• Data provided
--*--
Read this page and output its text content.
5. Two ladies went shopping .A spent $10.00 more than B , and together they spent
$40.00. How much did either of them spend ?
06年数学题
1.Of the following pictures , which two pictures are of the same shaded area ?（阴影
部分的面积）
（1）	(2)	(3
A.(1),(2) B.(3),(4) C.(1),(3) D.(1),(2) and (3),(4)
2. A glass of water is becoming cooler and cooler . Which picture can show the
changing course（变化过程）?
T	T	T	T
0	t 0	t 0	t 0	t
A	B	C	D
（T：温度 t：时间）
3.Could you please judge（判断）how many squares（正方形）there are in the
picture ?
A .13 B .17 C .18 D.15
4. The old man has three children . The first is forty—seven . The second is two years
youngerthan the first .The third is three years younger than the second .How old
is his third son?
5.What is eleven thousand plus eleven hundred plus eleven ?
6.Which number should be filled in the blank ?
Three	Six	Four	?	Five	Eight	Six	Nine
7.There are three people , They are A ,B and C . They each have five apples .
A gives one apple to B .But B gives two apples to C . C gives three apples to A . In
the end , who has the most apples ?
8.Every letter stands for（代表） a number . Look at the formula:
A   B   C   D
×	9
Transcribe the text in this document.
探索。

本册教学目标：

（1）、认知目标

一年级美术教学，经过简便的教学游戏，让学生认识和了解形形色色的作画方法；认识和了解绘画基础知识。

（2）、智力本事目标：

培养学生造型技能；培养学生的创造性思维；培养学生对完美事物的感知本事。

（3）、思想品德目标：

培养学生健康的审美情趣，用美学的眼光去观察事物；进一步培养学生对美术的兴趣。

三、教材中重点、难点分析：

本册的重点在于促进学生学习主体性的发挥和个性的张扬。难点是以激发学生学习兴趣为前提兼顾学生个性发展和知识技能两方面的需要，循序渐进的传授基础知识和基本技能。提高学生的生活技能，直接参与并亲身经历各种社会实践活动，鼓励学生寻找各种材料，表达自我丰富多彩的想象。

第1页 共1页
--*--
Check each line above for the string "apples" and show the ones that have it.

• Solved exercise
7.There are three people , They are A ,B and C . They each have five apples .
A gives one apple to B .But B gives two apples to C . C gives three apples to A . In
the end , who has the most apples ?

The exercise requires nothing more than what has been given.